▶ _Task statement_
Drop the pictures, then extract the listing word for word.

= = = = = = =

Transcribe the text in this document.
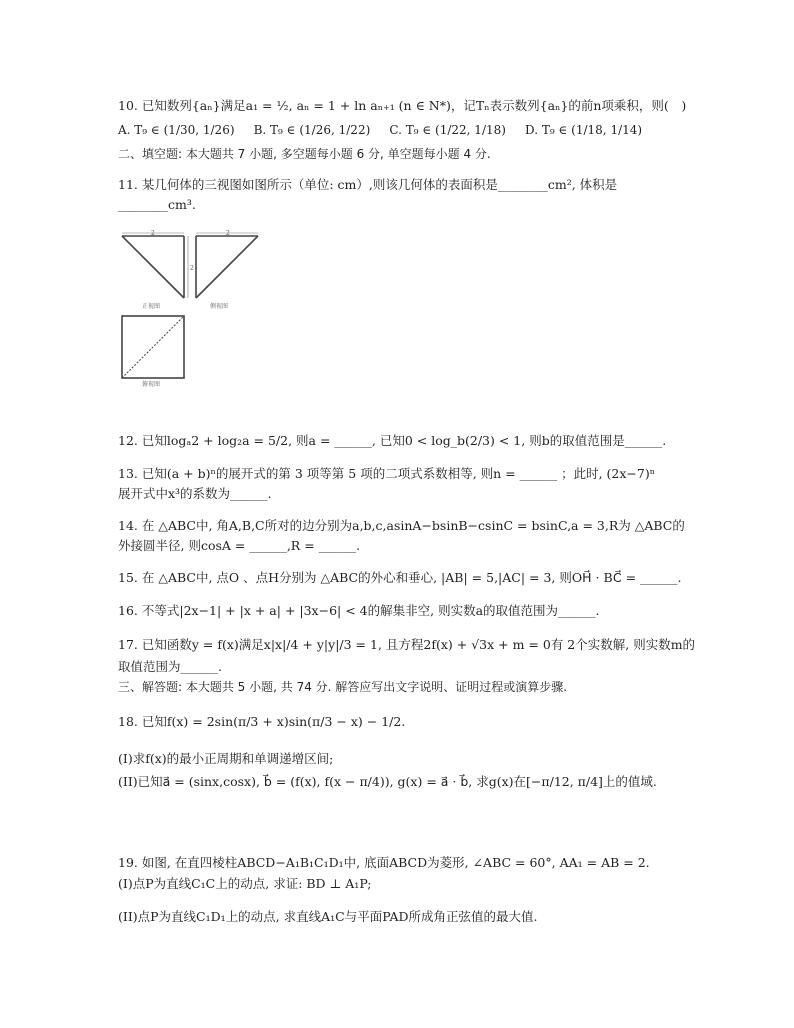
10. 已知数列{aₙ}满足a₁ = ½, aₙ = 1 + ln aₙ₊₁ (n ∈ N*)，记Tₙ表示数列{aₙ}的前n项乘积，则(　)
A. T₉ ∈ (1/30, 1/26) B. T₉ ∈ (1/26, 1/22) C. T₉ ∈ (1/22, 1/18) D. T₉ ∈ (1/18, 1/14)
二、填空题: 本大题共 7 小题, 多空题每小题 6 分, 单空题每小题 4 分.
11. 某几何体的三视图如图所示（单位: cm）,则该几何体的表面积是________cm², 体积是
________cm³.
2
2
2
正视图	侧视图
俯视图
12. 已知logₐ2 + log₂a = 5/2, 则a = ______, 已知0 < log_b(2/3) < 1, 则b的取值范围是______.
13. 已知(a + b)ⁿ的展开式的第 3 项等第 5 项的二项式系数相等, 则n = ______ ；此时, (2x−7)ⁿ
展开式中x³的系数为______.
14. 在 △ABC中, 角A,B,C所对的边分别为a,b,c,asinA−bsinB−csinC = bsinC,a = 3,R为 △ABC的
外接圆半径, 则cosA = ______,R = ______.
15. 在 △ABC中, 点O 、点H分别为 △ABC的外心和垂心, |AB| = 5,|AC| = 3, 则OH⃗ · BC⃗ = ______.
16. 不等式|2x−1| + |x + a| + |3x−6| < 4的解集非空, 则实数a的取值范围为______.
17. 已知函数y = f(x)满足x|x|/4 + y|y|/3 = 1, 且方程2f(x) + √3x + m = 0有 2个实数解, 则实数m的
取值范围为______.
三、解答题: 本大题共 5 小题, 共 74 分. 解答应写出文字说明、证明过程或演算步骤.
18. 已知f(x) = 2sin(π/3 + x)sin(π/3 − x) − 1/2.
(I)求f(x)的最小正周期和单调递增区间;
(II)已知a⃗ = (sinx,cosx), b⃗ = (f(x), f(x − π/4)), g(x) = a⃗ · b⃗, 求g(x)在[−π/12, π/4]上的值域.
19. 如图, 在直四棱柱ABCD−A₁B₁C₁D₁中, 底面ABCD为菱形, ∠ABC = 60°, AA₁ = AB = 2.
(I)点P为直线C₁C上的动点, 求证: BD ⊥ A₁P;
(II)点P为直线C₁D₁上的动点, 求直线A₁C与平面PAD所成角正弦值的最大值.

= = = = = = =

▶ _Written response_
Transcribe the text in this document.
10. 已知数列{aₙ}满足a₁ = ½, aₙ = 1 + ln aₙ₊₁ (n ∈ N*)，记Tₙ表示数列{aₙ}的前n项乘积，则(　)
A. T₉ ∈ (1/30, 1/26) B. T₉ ∈ (1/26, 1/22) C. T₉ ∈ (1/22, 1/18) D. T₉ ∈ (1/18, 1/14)
二、填空题: 本大题共 7 小题, 多空题每小题 6 分, 单空题每小题 4 分.
11. 某几何体的三视图如图所示（单位: cm）,则该几何体的表面积是________cm², 体积是
________cm³.
2
2
2
正视图	侧视图
俯视图
12. 已知logₐ2 + log₂a = 5/2, 则a = ______, 已知0 < log_b(2/3) < 1, 则b的取值范围是______.
13. 已知(a + b)ⁿ的展开式的第 3 项等第 5 项的二项式系数相等, 则n = ______ ；此时, (2x−7)ⁿ
展开式中x³的系数为______.
14. 在 △ABC中, 角A,B,C所对的边分别为a,b,c,asinA−bsinB−csinC = bsinC,a = 3,R为 △ABC的
外接圆半径, 则cosA = ______,R = ______.
15. 在 △ABC中, 点O 、点H分别为 △ABC的外心和垂心, |AB| = 5,|AC| = 3, 则OH⃗ · BC⃗ = ______.
16. 不等式|2x−1| + |x + a| + |3x−6| < 4的解集非空, 则实数a的取值范围为______.
17. 已知函数y = f(x)满足x|x|/4 + y|y|/3 = 1, 且方程2f(x) + √3x + m = 0有 2个实数解, 则实数m的
取值范围为______.
三、解答题: 本大题共 5 小题, 共 74 分. 解答应写出文字说明、证明过程或演算步骤.
18. 已知f(x) = 2sin(π/3 + x)sin(π/3 − x) − 1/2.
(I)求f(x)的最小正周期和单调递增区间;
(II)已知a⃗ = (sinx,cosx), b⃗ = (f(x), f(x − π/4)), g(x) = a⃗ · b⃗, 求g(x)在[−π/12, π/4]上的值域.
19. 如图, 在直四棱柱ABCD−A₁B₁C₁D₁中, 底面ABCD为菱形, ∠ABC = 60°, AA₁ = AB = 2.
(I)点P为直线C₁C上的动点, 求证: BD ⊥ A₁P;
(II)点P为直线C₁D₁上的动点, 求直线A₁C与平面PAD所成角正弦值的最大值.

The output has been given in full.